# WHAT YOU NEED TO DO
In the material below, identify each line bearing the word "시행규칙". Reproduce those lines.

# DATA SECTION

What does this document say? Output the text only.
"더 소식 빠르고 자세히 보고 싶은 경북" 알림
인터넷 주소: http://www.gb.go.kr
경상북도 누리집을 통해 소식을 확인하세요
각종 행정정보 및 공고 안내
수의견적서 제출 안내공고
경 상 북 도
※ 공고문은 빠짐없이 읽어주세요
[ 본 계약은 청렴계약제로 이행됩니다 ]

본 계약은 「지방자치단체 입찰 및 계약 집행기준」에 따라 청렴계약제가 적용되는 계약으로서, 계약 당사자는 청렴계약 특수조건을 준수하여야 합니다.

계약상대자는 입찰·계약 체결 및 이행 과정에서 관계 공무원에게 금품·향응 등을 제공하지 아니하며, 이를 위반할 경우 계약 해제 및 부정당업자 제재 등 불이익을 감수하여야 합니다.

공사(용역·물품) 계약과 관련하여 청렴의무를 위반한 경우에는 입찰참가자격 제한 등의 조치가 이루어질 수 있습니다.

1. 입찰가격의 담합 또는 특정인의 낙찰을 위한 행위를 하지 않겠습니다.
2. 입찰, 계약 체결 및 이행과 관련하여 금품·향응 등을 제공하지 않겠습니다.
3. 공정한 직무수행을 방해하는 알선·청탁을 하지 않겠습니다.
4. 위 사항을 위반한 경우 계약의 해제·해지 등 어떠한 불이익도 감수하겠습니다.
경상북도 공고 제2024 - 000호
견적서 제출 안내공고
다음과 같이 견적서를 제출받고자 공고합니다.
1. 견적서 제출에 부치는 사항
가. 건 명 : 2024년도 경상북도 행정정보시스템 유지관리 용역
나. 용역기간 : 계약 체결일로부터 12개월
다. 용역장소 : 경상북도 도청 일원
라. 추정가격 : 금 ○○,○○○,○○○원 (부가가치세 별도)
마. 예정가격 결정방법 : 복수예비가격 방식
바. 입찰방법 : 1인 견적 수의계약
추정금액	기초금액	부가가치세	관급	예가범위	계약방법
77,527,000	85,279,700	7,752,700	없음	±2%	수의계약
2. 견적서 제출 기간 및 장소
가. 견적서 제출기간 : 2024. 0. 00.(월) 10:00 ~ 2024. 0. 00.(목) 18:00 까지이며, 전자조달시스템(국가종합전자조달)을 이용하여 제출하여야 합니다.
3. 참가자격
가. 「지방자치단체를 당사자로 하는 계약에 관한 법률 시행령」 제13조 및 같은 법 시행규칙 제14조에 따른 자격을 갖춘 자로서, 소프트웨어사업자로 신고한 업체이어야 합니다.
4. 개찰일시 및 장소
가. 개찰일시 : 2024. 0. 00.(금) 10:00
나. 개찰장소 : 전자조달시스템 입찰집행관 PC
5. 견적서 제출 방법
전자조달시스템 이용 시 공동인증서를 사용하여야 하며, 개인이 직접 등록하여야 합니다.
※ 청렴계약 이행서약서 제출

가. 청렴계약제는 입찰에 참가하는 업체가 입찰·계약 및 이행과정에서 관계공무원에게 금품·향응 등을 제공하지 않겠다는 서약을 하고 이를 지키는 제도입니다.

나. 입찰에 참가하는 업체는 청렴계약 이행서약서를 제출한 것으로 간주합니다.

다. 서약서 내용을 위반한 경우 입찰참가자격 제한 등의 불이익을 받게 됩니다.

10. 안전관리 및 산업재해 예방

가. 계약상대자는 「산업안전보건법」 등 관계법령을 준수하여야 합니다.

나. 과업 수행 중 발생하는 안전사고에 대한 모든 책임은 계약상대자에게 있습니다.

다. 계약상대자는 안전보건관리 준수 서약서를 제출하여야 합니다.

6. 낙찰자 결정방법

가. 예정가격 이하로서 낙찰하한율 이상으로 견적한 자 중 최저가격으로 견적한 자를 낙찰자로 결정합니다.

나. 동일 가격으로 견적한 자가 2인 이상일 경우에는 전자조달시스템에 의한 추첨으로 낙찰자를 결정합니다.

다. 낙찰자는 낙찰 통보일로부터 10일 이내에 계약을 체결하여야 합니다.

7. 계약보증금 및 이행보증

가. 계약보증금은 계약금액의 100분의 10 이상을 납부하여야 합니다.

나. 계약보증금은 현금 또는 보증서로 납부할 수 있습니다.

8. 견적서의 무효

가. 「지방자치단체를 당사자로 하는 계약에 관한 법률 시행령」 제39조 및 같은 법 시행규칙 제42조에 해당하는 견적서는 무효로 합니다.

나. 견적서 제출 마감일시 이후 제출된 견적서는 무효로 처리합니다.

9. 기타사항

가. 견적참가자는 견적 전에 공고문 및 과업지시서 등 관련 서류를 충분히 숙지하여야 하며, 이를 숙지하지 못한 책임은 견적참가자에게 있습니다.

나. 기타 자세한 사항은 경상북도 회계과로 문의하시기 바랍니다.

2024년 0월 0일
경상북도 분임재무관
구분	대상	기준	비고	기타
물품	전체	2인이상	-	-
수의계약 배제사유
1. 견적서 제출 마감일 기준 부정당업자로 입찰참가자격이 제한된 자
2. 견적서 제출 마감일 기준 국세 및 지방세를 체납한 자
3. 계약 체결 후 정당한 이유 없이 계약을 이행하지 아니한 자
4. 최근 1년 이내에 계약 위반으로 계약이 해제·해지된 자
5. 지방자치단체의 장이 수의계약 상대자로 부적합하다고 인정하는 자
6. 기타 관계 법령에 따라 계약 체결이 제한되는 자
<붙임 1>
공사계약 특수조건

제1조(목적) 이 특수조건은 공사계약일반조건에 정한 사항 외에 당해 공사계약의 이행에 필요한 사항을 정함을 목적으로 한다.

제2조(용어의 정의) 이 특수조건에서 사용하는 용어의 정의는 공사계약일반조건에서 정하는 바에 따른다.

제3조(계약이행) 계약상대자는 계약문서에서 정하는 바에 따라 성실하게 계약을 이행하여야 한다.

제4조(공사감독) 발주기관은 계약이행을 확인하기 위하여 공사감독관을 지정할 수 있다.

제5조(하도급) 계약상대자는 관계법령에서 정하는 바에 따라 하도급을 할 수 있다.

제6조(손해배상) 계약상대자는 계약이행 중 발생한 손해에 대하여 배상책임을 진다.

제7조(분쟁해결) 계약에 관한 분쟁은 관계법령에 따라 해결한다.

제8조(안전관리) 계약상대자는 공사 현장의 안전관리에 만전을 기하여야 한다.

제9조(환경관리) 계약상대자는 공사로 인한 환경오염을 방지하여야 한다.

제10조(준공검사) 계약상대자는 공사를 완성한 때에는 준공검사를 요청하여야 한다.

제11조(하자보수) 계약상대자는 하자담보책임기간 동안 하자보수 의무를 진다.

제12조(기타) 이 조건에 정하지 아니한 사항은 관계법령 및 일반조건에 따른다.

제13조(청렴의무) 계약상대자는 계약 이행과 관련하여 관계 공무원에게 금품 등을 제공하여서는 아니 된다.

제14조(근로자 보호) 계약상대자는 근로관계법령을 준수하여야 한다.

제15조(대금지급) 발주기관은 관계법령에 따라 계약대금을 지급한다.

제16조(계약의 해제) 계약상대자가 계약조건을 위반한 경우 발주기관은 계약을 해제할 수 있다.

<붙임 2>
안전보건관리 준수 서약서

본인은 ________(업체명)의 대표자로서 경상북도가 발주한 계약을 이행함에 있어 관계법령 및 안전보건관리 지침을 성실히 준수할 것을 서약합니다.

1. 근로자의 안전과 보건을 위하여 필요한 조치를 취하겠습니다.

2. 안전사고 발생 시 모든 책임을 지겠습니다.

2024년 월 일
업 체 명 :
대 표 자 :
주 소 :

# TASK RESULT
가. 「지방자치단체를 당사자로 하는 계약에 관한 법률 시행령」 제13조 및 같은 법 시행규칙 제14조에 따른 자격을 갖춘 자로서, 소프트웨어사업자로 신고한 업체이어야 합니다.
가. 「지방자치단체를 당사자로 하는 계약에 관한 법률 시행령」 제39조 및 같은 법 시행규칙 제42조에 해당하는 견적서는 무효로 합니다.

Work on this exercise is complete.